§ **EXERCISE INSTRUCTIONS**:
Repeat every record below exactly as it appears.

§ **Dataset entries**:
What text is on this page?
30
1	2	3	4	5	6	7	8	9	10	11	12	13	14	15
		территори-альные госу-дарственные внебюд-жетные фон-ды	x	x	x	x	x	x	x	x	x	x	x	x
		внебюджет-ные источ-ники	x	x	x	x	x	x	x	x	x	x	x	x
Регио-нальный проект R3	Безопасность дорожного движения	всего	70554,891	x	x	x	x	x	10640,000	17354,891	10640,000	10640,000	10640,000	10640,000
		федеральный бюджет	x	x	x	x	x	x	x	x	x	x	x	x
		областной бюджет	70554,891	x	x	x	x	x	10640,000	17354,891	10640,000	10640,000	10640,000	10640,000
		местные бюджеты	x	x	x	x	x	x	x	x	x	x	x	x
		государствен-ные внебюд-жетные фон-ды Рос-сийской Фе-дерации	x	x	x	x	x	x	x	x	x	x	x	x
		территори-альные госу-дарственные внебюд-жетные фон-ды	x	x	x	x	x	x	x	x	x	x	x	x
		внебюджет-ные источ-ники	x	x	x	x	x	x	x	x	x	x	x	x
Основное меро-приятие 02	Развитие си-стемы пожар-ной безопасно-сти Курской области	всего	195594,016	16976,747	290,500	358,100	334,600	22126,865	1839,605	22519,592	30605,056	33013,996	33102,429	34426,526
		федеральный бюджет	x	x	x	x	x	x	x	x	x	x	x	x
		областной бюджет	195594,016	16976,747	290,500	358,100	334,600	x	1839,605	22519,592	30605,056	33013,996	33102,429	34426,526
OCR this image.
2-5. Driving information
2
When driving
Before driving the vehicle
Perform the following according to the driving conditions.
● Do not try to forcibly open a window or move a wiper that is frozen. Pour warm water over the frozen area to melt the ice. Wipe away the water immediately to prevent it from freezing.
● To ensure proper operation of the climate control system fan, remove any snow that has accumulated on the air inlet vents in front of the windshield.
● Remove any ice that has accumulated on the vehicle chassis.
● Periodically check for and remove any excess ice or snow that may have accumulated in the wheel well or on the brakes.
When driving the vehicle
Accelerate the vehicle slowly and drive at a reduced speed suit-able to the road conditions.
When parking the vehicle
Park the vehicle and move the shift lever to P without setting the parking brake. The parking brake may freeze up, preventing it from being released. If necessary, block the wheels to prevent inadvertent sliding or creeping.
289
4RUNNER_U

§ **COMPLETE ANSWER**:
What text is on this page?
30
1	2	3	4	5	6	7	8	9	10	11	12	13	14	15
		территори-альные госу-дарственные внебюд-жетные фон-ды	x	x	x	x	x	x	x	x	x	x	x	x
		внебюджет-ные источ-ники	x	x	x	x	x	x	x	x	x	x	x	x
Регио-нальный проект R3	Безопасность дорожного движения	всего	70554,891	x	x	x	x	x	10640,000	17354,891	10640,000	10640,000	10640,000	10640,000
		федеральный бюджет	x	x	x	x	x	x	x	x	x	x	x	x
		областной бюджет	70554,891	x	x	x	x	x	10640,000	17354,891	10640,000	10640,000	10640,000	10640,000
		местные бюджеты	x	x	x	x	x	x	x	x	x	x	x	x
		государствен-ные внебюд-жетные фон-ды Рос-сийской Фе-дерации	x	x	x	x	x	x	x	x	x	x	x	x
		территори-альные госу-дарственные внебюд-жетные фон-ды	x	x	x	x	x	x	x	x	x	x	x	x
		внебюджет-ные источ-ники	x	x	x	x	x	x	x	x	x	x	x	x
Основное меро-приятие 02	Развитие си-стемы пожар-ной безопасно-сти Курской области	всего	195594,016	16976,747	290,500	358,100	334,600	22126,865	1839,605	22519,592	30605,056	33013,996	33102,429	34426,526
		федеральный бюджет	x	x	x	x	x	x	x	x	x	x	x	x
		областной бюджет	195594,016	16976,747	290,500	358,100	334,600	x	1839,605	22519,592	30605,056	33013,996	33102,429	34426,526
OCR this image.
2-5. Driving information
2
When driving
Before driving the vehicle
Perform the following according to the driving conditions.
● Do not try to forcibly open a window or move a wiper that is frozen. Pour warm water over the frozen area to melt the ice. Wipe away the water immediately to prevent it from freezing.
● To ensure proper operation of the climate control system fan, remove any snow that has accumulated on the air inlet vents in front of the windshield.
● Remove any ice that has accumulated on the vehicle chassis.
● Periodically check for and remove any excess ice or snow that may have accumulated in the wheel well or on the brakes.
When driving the vehicle
Accelerate the vehicle slowly and drive at a reduced speed suit-able to the road conditions.
When parking the vehicle
Park the vehicle and move the shift lever to P without setting the parking brake. The parking brake may freeze up, preventing it from being released. If necessary, block the wheels to prevent inadvertent sliding or creeping.
289
4RUNNER_U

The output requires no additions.